[Written request] Please transcribe the listing below in full and word for word, without its pictures.

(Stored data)
== == ==
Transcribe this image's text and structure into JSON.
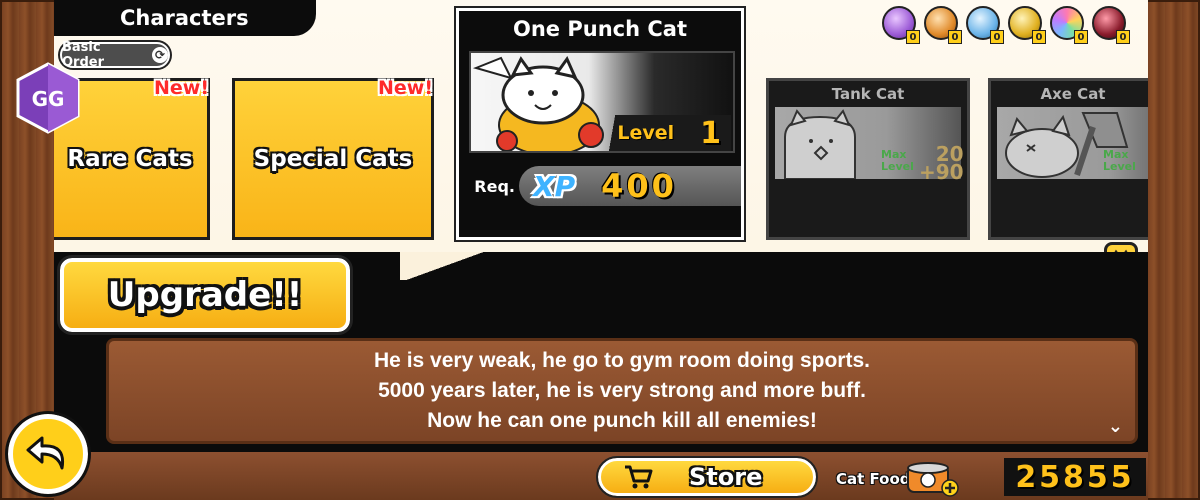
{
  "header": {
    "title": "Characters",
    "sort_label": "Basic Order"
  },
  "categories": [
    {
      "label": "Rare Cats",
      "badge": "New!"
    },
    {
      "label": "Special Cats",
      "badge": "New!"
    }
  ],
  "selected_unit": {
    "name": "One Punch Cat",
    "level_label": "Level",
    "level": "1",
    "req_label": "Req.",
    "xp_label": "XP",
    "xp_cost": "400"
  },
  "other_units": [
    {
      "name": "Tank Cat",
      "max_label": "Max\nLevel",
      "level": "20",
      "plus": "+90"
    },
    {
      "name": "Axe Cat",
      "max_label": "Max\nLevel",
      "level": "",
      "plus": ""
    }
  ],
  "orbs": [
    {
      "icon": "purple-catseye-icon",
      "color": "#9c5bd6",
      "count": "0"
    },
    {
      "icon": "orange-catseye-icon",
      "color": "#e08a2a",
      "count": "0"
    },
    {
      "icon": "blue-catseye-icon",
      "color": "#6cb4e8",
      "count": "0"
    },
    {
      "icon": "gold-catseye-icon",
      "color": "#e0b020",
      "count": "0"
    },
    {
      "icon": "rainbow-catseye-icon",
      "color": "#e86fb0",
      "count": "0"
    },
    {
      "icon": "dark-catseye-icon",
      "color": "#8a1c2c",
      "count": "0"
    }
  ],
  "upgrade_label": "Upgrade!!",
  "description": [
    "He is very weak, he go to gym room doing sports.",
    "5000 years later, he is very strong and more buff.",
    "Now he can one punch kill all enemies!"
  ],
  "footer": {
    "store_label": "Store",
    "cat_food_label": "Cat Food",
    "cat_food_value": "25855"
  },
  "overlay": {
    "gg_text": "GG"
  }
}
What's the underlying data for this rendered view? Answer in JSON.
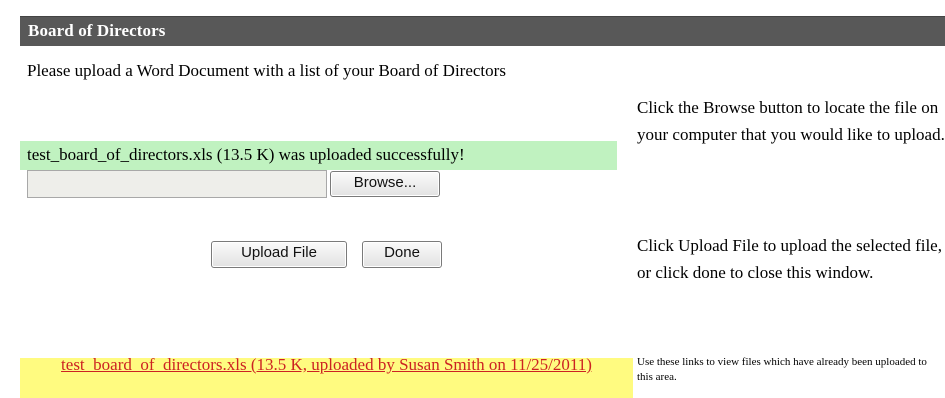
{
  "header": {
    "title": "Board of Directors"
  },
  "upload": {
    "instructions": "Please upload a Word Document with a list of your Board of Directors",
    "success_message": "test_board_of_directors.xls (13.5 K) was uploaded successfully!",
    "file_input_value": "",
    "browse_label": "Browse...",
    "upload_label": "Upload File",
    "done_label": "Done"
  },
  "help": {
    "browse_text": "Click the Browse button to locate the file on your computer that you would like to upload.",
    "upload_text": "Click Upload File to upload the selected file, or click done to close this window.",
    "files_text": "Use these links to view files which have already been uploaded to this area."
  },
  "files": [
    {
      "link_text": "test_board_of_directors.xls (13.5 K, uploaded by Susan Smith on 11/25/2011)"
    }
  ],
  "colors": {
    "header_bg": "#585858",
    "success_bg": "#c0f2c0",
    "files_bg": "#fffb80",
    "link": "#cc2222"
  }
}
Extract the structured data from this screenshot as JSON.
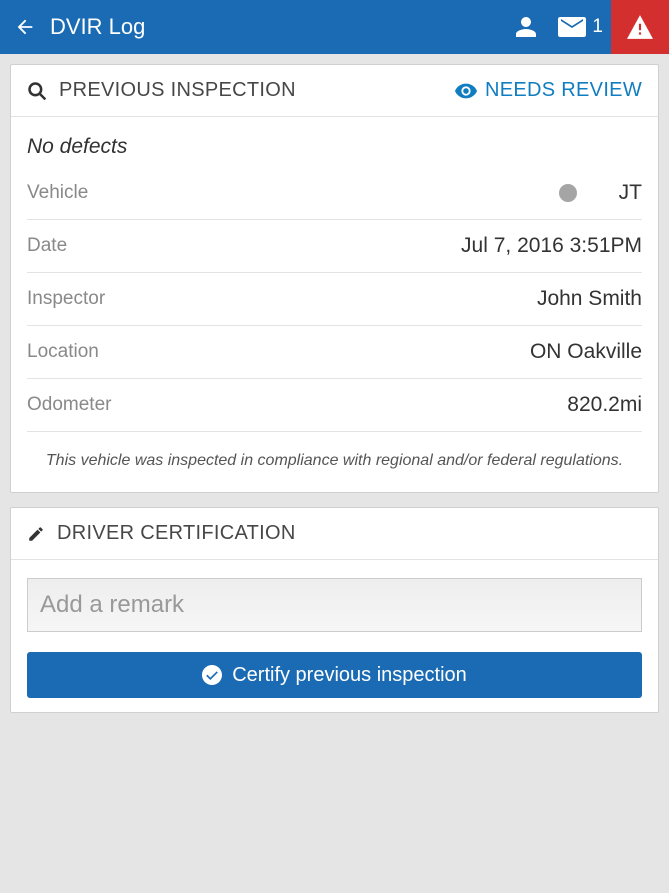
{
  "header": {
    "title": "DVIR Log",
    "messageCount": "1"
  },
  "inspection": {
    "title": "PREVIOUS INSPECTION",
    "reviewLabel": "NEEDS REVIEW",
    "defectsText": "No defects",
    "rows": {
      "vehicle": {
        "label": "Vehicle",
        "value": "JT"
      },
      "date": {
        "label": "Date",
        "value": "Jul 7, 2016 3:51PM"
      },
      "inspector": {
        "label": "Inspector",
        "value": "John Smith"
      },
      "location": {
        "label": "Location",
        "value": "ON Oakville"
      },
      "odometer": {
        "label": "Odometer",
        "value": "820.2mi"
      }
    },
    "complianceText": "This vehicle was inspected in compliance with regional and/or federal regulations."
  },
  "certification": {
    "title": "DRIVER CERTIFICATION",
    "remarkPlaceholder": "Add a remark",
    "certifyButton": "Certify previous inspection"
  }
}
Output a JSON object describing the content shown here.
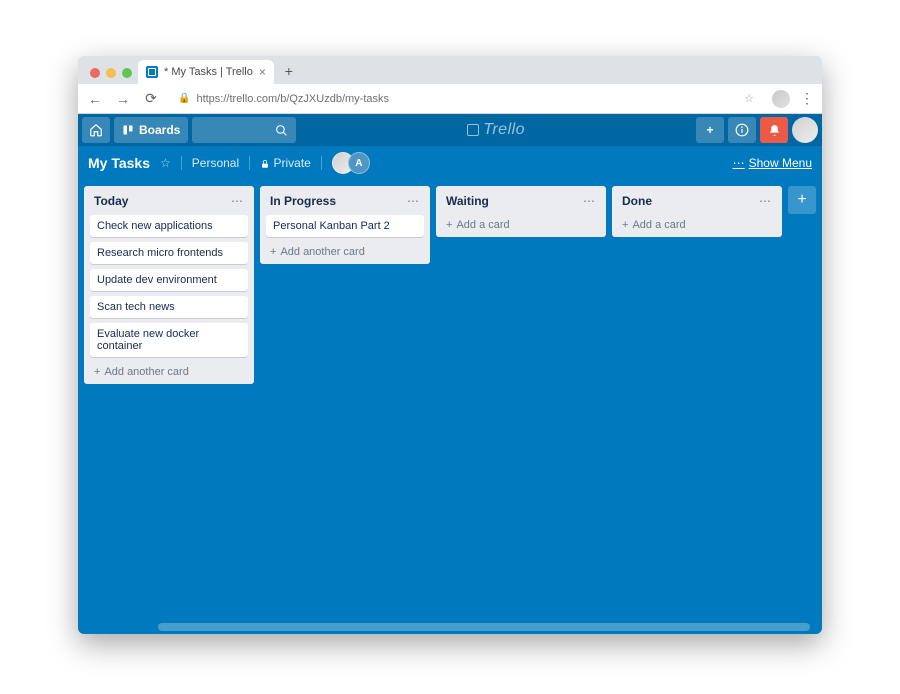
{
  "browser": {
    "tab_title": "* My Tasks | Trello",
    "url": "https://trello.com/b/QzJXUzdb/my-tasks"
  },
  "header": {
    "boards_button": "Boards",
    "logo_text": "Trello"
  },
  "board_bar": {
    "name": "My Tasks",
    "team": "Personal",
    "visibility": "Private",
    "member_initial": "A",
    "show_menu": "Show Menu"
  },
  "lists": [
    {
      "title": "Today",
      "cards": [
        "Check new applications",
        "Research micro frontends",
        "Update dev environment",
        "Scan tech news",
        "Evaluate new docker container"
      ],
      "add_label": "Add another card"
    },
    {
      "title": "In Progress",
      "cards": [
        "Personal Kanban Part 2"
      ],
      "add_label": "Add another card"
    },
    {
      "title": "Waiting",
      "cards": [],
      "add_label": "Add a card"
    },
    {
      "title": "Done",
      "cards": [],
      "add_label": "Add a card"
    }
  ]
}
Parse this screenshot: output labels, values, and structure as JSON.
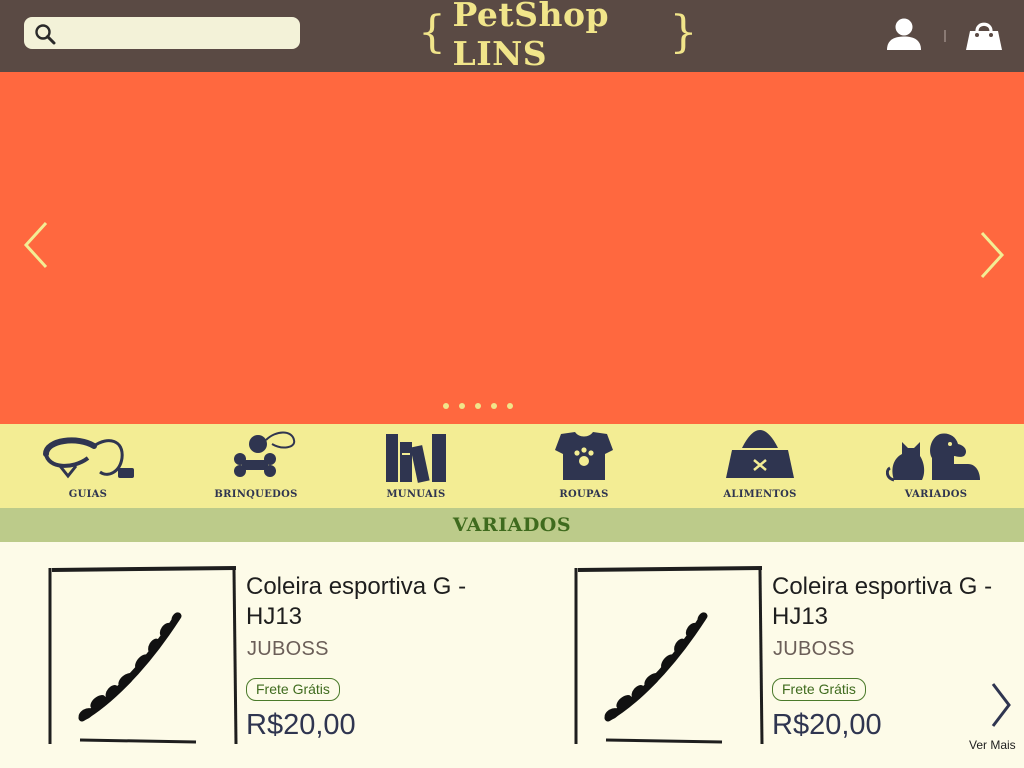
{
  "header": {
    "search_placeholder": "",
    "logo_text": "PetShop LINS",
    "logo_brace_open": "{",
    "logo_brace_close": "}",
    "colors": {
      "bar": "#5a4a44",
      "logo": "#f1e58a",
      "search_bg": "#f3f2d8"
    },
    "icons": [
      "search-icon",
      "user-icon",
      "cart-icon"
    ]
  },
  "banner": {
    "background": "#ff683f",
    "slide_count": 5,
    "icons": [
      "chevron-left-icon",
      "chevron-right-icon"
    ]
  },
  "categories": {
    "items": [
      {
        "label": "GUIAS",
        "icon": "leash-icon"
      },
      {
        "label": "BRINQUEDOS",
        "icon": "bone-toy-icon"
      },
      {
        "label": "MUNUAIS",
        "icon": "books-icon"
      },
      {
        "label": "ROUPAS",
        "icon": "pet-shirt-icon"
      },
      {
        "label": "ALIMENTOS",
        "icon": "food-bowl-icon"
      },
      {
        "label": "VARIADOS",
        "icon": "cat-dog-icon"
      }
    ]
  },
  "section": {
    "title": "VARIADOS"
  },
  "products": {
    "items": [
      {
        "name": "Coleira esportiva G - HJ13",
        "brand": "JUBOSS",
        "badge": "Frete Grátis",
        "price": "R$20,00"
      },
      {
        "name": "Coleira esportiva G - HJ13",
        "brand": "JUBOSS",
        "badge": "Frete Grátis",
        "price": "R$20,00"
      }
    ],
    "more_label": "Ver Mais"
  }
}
== == ==
[Task output]
Transcribe this image's text and structure into JSON.
{
  "header": {
    "title": "Characters",
    "sort_label": "Basic Order"
  },
  "categories": [
    {
      "label": "Rare Cats",
      "badge": "New!"
    },
    {
      "label": "Special Cats",
      "badge": "New!"
    }
  ],
  "selected_unit": {
    "name": "One Punch Cat",
    "level_label": "Level",
    "level": "1",
    "req_label": "Req.",
    "xp_label": "XP",
    "xp_cost": "400"
  },
  "other_units": [
    {
      "name": "Tank Cat",
      "max_label": "Max\nLevel",
      "level": "20",
      "plus": "+90"
    },
    {
      "name": "Axe Cat",
      "max_label": "Max\nLevel",
      "level": "",
      "plus": ""
    }
  ],
  "orbs": [
    {
      "icon": "purple-catseye-icon",
      "color": "#9c5bd6",
      "count": "0"
    },
    {
      "icon": "orange-catseye-icon",
      "color": "#e08a2a",
      "count": "0"
    },
    {
      "icon": "blue-catseye-icon",
      "color": "#6cb4e8",
      "count": "0"
    },
    {
      "icon": "gold-catseye-icon",
      "color": "#e0b020",
      "count": "0"
    },
    {
      "icon": "rainbow-catseye-icon",
      "color": "#e86fb0",
      "count": "0"
    },
    {
      "icon": "dark-catseye-icon",
      "color": "#8a1c2c",
      "count": "0"
    }
  ],
  "upgrade_label": "Upgrade!!",
  "description": [
    "He is very weak, he go to gym room doing sports.",
    "5000 years later, he is very strong and more buff.",
    "Now he can one punch kill all enemies!"
  ],
  "footer": {
    "store_label": "Store",
    "cat_food_label": "Cat Food",
    "cat_food_value": "25855"
  },
  "overlay": {
    "gg_text": "GG"
  }
}
What's the underlying data for this rendered view? Answer in JSON.
{
  "header": {
    "title": "Board of Directors"
  },
  "upload": {
    "instructions": "Please upload a Word Document with a list of your Board of Directors",
    "success_message": "test_board_of_directors.xls (13.5 K) was uploaded successfully!",
    "file_input_value": "",
    "browse_label": "Browse...",
    "upload_label": "Upload File",
    "done_label": "Done"
  },
  "help": {
    "browse_text": "Click the Browse button to locate the file on your computer that you would like to upload.",
    "upload_text": "Click Upload File to upload the selected file, or click done to close this window.",
    "files_text": "Use these links to view files which have already been uploaded to this area."
  },
  "files": [
    {
      "link_text": "test_board_of_directors.xls (13.5 K, uploaded by Susan Smith on 11/25/2011)"
    }
  ],
  "colors": {
    "header_bg": "#585858",
    "success_bg": "#c0f2c0",
    "files_bg": "#fffb80",
    "link": "#cc2222"
  }
}
Extract the structured data from this screenshot as JSON.
{
  "header": {
    "title": "DVIR Log",
    "messageCount": "1"
  },
  "inspection": {
    "title": "PREVIOUS INSPECTION",
    "reviewLabel": "NEEDS REVIEW",
    "defectsText": "No defects",
    "rows": {
      "vehicle": {
        "label": "Vehicle",
        "value": "JT"
      },
      "date": {
        "label": "Date",
        "value": "Jul 7, 2016 3:51PM"
      },
      "inspector": {
        "label": "Inspector",
        "value": "John Smith"
      },
      "location": {
        "label": "Location",
        "value": "ON Oakville"
      },
      "odometer": {
        "label": "Odometer",
        "value": "820.2mi"
      }
    },
    "complianceText": "This vehicle was inspected in compliance with regional and/or federal regulations."
  },
  "certification": {
    "title": "DRIVER CERTIFICATION",
    "remarkPlaceholder": "Add a remark",
    "certifyButton": "Certify previous inspection"
  }
}
Output a JSON object describing the content shown here.
{
  "browser": {
    "tab_title": "* My Tasks | Trello",
    "url": "https://trello.com/b/QzJXUzdb/my-tasks"
  },
  "header": {
    "boards_button": "Boards",
    "logo_text": "Trello"
  },
  "board_bar": {
    "name": "My Tasks",
    "team": "Personal",
    "visibility": "Private",
    "member_initial": "A",
    "show_menu": "Show Menu"
  },
  "lists": [
    {
      "title": "Today",
      "cards": [
        "Check new applications",
        "Research micro frontends",
        "Update dev environment",
        "Scan tech news",
        "Evaluate new docker container"
      ],
      "add_label": "Add another card"
    },
    {
      "title": "In Progress",
      "cards": [
        "Personal Kanban Part 2"
      ],
      "add_label": "Add another card"
    },
    {
      "title": "Waiting",
      "cards": [],
      "add_label": "Add a card"
    },
    {
      "title": "Done",
      "cards": [],
      "add_label": "Add a card"
    }
  ]
}
Parse this screenshot: output labels, values, and structure as JSON.
{
  "header": {
    "search_placeholder": "",
    "logo_text": "PetShop LINS",
    "logo_brace_open": "{",
    "logo_brace_close": "}",
    "colors": {
      "bar": "#5a4a44",
      "logo": "#f1e58a",
      "search_bg": "#f3f2d8"
    },
    "icons": [
      "search-icon",
      "user-icon",
      "cart-icon"
    ]
  },
  "banner": {
    "background": "#ff683f",
    "slide_count": 5,
    "icons": [
      "chevron-left-icon",
      "chevron-right-icon"
    ]
  },
  "categories": {
    "items": [
      {
        "label": "GUIAS",
        "icon": "leash-icon"
      },
      {
        "label": "BRINQUEDOS",
        "icon": "bone-toy-icon"
      },
      {
        "label": "MUNUAIS",
        "icon": "books-icon"
      },
      {
        "label": "ROUPAS",
        "icon": "pet-shirt-icon"
      },
      {
        "label": "ALIMENTOS",
        "icon": "food-bowl-icon"
      },
      {
        "label": "VARIADOS",
        "icon": "cat-dog-icon"
      }
    ]
  },
  "section": {
    "title": "VARIADOS"
  },
  "products": {
    "items": [
      {
        "name": "Coleira esportiva G - HJ13",
        "brand": "JUBOSS",
        "badge": "Frete Grátis",
        "price": "R$20,00"
      },
      {
        "name": "Coleira esportiva G - HJ13",
        "brand": "JUBOSS",
        "badge": "Frete Grátis",
        "price": "R$20,00"
      }
    ],
    "more_label": "Ver Mais"
  }
}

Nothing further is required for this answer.